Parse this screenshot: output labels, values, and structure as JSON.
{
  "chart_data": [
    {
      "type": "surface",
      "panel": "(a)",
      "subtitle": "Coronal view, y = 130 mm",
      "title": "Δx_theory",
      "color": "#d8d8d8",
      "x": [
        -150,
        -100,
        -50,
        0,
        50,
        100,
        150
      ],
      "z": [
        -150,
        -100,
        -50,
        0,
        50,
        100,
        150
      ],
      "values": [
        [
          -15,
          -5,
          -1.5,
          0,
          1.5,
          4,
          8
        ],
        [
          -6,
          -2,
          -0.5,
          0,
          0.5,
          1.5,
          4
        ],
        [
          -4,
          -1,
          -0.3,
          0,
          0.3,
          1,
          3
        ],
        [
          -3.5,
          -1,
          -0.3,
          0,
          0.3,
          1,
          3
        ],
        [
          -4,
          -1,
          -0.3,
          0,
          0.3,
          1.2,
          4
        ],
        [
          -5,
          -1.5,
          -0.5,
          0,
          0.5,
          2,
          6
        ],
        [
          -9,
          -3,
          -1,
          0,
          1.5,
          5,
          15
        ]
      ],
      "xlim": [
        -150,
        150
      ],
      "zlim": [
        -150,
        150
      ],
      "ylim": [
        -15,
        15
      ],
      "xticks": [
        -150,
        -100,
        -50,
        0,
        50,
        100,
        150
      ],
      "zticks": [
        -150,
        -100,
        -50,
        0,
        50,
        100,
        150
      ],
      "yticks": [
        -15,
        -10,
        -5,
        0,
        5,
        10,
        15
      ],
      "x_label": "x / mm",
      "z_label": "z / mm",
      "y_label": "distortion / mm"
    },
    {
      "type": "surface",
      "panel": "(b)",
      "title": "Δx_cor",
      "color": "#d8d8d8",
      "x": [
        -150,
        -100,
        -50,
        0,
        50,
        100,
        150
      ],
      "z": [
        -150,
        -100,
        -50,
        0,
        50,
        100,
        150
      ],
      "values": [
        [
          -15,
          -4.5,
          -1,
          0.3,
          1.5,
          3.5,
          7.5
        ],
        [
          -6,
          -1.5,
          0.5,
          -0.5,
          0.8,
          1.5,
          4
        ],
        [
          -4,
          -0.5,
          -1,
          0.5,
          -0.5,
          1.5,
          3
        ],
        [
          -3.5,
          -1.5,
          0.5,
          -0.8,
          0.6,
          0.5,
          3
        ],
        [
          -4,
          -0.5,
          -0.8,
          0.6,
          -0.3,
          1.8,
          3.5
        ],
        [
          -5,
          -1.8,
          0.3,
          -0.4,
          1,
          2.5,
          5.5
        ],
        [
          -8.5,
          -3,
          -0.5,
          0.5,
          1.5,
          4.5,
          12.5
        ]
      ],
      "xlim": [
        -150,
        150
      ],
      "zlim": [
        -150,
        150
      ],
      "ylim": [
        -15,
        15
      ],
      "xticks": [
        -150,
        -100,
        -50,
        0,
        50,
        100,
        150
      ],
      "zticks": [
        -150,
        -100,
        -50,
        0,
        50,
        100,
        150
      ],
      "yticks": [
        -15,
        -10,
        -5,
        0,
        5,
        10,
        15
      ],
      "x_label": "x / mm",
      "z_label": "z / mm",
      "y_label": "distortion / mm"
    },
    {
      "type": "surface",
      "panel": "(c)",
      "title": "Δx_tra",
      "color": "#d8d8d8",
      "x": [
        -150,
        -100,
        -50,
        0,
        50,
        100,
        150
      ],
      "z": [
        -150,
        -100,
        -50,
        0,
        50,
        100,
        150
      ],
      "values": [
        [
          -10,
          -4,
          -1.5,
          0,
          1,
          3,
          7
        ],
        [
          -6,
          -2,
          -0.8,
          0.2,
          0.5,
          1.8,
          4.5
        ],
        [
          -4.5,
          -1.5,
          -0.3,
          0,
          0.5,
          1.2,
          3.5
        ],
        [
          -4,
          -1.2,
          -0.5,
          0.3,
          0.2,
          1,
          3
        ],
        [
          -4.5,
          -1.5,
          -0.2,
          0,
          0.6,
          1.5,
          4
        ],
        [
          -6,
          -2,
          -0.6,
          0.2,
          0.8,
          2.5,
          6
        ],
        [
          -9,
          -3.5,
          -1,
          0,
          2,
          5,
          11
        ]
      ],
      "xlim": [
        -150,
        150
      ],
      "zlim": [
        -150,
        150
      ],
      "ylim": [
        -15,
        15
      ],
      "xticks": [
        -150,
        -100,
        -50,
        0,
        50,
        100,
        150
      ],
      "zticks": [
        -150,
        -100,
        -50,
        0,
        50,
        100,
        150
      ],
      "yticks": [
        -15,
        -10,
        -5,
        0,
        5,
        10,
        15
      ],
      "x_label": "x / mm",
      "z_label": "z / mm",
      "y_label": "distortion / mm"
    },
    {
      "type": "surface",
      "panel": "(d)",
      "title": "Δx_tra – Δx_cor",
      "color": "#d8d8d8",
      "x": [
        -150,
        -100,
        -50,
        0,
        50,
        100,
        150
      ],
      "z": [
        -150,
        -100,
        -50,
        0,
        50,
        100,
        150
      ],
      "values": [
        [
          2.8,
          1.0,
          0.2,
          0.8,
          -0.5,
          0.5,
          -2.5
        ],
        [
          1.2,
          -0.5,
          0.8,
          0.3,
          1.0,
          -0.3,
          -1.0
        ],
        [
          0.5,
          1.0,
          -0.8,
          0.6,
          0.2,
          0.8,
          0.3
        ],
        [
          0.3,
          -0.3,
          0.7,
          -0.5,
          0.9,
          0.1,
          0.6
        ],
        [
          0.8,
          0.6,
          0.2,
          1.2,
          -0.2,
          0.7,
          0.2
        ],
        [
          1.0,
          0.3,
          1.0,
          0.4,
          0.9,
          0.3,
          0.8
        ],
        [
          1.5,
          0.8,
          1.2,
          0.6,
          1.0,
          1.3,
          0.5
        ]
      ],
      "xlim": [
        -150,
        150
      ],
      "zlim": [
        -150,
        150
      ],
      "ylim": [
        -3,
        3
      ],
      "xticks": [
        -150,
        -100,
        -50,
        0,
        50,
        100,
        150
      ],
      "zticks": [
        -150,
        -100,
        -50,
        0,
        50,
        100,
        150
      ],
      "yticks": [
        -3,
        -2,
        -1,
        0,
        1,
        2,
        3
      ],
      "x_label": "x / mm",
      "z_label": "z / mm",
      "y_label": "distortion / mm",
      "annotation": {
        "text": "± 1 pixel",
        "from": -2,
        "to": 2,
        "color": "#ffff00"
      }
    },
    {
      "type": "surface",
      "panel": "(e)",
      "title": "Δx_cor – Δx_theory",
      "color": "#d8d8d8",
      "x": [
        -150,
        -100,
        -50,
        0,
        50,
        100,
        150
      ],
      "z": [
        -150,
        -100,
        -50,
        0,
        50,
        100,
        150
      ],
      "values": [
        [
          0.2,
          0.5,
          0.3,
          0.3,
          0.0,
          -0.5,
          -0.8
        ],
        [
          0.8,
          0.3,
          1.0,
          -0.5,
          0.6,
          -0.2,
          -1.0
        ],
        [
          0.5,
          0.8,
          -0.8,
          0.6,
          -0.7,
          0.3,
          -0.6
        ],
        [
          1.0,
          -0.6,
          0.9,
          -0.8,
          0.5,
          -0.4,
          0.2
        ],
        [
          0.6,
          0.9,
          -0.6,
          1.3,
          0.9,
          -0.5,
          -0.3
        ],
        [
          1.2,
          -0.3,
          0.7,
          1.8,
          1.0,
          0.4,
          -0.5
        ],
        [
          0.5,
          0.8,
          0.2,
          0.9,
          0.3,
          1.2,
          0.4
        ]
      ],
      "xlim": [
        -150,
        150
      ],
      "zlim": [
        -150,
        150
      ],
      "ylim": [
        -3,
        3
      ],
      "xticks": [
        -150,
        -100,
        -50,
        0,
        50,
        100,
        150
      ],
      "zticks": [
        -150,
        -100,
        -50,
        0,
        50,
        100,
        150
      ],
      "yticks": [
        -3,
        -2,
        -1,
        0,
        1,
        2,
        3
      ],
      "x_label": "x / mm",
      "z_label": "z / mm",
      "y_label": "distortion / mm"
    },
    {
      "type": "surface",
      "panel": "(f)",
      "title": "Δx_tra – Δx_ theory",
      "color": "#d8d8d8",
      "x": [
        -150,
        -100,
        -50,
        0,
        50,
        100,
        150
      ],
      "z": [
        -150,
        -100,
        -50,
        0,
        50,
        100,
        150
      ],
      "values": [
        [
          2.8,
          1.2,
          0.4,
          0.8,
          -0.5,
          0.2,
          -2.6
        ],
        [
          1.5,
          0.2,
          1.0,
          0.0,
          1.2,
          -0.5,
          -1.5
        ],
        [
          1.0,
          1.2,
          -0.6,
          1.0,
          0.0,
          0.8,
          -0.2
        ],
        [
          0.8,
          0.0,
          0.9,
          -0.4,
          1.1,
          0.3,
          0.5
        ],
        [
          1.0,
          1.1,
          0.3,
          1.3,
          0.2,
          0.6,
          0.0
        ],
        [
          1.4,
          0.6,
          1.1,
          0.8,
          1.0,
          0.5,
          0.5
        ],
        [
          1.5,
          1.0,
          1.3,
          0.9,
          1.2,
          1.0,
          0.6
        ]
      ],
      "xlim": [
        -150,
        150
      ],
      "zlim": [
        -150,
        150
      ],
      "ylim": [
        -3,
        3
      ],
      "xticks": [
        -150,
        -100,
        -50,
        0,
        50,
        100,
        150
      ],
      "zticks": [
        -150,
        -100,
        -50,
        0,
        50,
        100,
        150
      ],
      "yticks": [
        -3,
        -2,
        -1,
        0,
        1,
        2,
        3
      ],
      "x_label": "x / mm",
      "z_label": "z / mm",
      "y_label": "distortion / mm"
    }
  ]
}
------
§ Given request: Gather and return every line that holds the string "panel".

§ Correct response:
      "panel": "(a)",
      "panel": "(b)",
      "panel": "(c)",
      "panel": "(d)",
      "panel": "(e)",
      "panel": "(f)",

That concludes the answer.